- **TASK OBJECTIVE**
Each line that includes "page" counts once; give the total and nothing besides.

- **RECORDS FOR THE TASK**
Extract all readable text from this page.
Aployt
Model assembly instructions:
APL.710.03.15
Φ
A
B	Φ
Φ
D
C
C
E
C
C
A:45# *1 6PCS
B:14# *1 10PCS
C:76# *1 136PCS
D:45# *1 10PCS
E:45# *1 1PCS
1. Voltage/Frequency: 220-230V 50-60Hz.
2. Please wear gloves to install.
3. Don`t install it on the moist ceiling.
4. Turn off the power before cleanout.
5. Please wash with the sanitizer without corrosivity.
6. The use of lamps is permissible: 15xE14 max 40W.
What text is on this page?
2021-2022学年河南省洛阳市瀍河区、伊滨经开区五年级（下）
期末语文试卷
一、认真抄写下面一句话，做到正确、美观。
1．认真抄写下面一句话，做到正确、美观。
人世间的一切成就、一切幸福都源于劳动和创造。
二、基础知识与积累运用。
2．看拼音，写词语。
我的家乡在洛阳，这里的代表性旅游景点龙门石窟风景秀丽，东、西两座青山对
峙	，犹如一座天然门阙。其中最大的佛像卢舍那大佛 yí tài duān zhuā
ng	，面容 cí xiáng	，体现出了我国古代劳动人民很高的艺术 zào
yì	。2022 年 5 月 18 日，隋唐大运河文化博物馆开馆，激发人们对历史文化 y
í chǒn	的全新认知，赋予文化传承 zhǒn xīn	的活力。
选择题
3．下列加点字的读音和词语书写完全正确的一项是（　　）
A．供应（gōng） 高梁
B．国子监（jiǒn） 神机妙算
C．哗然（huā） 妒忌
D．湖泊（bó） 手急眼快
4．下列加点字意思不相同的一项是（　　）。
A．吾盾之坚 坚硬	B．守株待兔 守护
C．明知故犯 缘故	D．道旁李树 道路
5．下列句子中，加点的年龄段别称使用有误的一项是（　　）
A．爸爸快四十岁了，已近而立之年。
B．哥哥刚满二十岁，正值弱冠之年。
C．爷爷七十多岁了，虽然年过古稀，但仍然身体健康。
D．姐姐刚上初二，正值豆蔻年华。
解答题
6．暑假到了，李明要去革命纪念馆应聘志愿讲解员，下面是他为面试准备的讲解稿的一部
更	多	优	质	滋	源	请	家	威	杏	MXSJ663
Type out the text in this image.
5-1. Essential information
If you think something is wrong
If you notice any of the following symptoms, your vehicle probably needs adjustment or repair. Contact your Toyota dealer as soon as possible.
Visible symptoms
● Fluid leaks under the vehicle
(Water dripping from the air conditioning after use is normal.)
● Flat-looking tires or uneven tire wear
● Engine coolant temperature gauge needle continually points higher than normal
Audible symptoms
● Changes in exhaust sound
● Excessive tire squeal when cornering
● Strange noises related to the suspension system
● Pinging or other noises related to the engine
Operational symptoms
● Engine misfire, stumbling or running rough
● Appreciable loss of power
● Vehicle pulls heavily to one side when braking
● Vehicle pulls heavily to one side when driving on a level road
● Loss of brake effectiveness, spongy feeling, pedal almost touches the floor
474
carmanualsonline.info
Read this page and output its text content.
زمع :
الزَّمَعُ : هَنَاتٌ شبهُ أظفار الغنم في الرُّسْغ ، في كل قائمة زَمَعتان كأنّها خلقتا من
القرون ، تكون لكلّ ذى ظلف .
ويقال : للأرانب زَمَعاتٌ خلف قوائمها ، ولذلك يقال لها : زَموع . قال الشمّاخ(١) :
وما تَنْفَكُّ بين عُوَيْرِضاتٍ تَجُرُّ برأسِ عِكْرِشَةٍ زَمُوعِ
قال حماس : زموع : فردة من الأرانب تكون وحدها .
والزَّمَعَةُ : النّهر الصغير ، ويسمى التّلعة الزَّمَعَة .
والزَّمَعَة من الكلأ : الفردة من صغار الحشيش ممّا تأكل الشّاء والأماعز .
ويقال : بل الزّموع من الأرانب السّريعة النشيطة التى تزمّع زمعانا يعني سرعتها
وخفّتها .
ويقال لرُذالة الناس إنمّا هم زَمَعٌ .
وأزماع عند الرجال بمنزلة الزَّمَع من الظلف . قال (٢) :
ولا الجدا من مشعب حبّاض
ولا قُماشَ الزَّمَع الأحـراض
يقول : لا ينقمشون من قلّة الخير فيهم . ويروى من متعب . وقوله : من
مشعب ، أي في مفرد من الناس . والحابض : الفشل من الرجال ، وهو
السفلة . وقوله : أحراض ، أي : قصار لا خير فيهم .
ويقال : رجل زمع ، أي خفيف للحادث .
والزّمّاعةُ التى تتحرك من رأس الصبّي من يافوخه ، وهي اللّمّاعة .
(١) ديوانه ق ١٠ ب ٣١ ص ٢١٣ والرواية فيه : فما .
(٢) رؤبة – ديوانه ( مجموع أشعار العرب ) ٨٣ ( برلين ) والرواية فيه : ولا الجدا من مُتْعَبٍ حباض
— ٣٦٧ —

- **TASK RESULT**
3